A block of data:
*-*-*

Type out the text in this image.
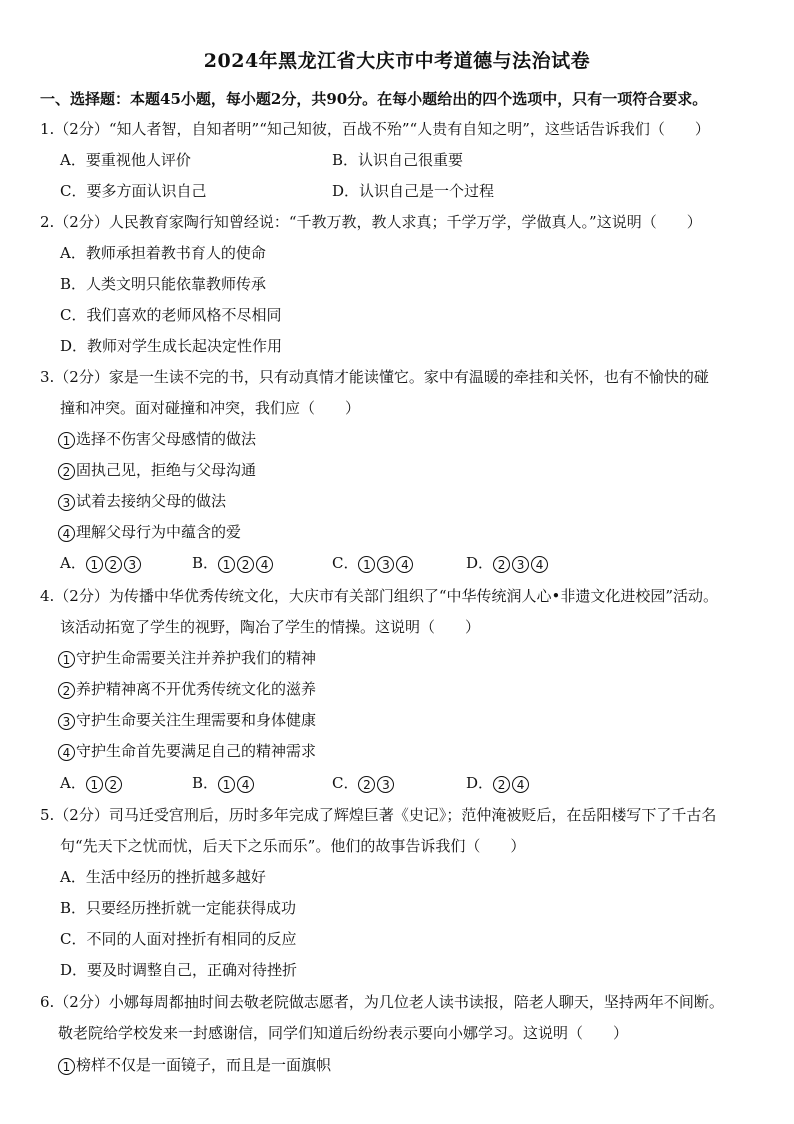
2024年黑龙江省大庆市中考道德与法治试卷
一、选择题：本题45小题，每小题2分，共90分。在每小题给出的四个选项中，只有一项符合要求。
1.（2分）“知人者智，自知者明”“知己知彼，百战不殆”“人贵有自知之明”，这些话告诉我们（　　）
A．要重视他人评价	B．认识自己很重要
C．要多方面认识自己	D．认识自己是一个过程
2.（2分）人民教育家陶行知曾经说：“千教万教，教人求真；千学万学，学做真人。”这说明（　　）
A．教师承担着教书育人的使命
B．人类文明只能依靠教师传承
C．我们喜欢的老师风格不尽相同
D．教师对学生成长起决定性作用
3.（2分）家是一生读不完的书，只有动真情才能读懂它。家中有温暖的牵挂和关怀，也有不愉快的碰
撞和冲突。面对碰撞和冲突，我们应（　　）
1 选择不伤害父母感情的做法
2 固执己见，拒绝与父母沟通
3 试着去接纳父母的做法
4 理解父母行为中蕴含的爱
A． 1 2 3	B． 1 2 4	C． 1 3 4	D． 2 3 4
4.（2分）为传播中华优秀传统文化，大庆市有关部门组织了“中华传统润人心•非遗文化进校园”活动。
该活动拓宽了学生的视野，陶冶了学生的情操。这说明（　　）
1 守护生命需要关注并养护我们的精神
2 养护精神离不开优秀传统文化的滋养
3 守护生命要关注生理需要和身体健康
4 守护生命首先要满足自己的精神需求
A． 1 2	B． 1 4	C． 2 3	D． 2 4
5.（2分）司马迁受宫刑后，历时多年完成了辉煌巨著《史记》；范仲淹被贬后，在岳阳楼写下了千古名
句“先天下之忧而忧，后天下之乐而乐”。他们的故事告诉我们（　　）
A．生活中经历的挫折越多越好
B．只要经历挫折就一定能获得成功
C．不同的人面对挫折有相同的反应
D．要及时调整自己，正确对待挫折
6.（2分）小娜每周都抽时间去敬老院做志愿者，为几位老人读书读报，陪老人聊天，坚持两年不间断。
敬老院给学校发来一封感谢信，同学们知道后纷纷表示要向小娜学习。这说明（　　）
1 榜样不仅是一面镜子，而且是一面旗帜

*-*-*

## [Work to complete]
Every line above should be returned word for word, with the pictures left behind.

## [Exercise response]
Type out the text in this image.
2024年黑龙江省大庆市中考道德与法治试卷
一、选择题：本题45小题，每小题2分，共90分。在每小题给出的四个选项中，只有一项符合要求。
1.（2分）“知人者智，自知者明”“知己知彼，百战不殆”“人贵有自知之明”，这些话告诉我们（　　）
A．要重视他人评价	B．认识自己很重要
C．要多方面认识自己	D．认识自己是一个过程
2.（2分）人民教育家陶行知曾经说：“千教万教，教人求真；千学万学，学做真人。”这说明（　　）
A．教师承担着教书育人的使命
B．人类文明只能依靠教师传承
C．我们喜欢的老师风格不尽相同
D．教师对学生成长起决定性作用
3.（2分）家是一生读不完的书，只有动真情才能读懂它。家中有温暖的牵挂和关怀，也有不愉快的碰
撞和冲突。面对碰撞和冲突，我们应（　　）
1 选择不伤害父母感情的做法
2 固执己见，拒绝与父母沟通
3 试着去接纳父母的做法
4 理解父母行为中蕴含的爱
A． 1 2 3	B． 1 2 4	C． 1 3 4	D． 2 3 4
4.（2分）为传播中华优秀传统文化，大庆市有关部门组织了“中华传统润人心•非遗文化进校园”活动。
该活动拓宽了学生的视野，陶冶了学生的情操。这说明（　　）
1 守护生命需要关注并养护我们的精神
2 养护精神离不开优秀传统文化的滋养
3 守护生命要关注生理需要和身体健康
4 守护生命首先要满足自己的精神需求
A． 1 2	B． 1 4	C． 2 3	D． 2 4
5.（2分）司马迁受宫刑后，历时多年完成了辉煌巨著《史记》；范仲淹被贬后，在岳阳楼写下了千古名
句“先天下之忧而忧，后天下之乐而乐”。他们的故事告诉我们（　　）
A．生活中经历的挫折越多越好
B．只要经历挫折就一定能获得成功
C．不同的人面对挫折有相同的反应
D．要及时调整自己，正确对待挫折
6.（2分）小娜每周都抽时间去敬老院做志愿者，为几位老人读书读报，陪老人聊天，坚持两年不间断。
敬老院给学校发来一封感谢信，同学们知道后纷纷表示要向小娜学习。这说明（　　）
1 榜样不仅是一面镜子，而且是一面旗帜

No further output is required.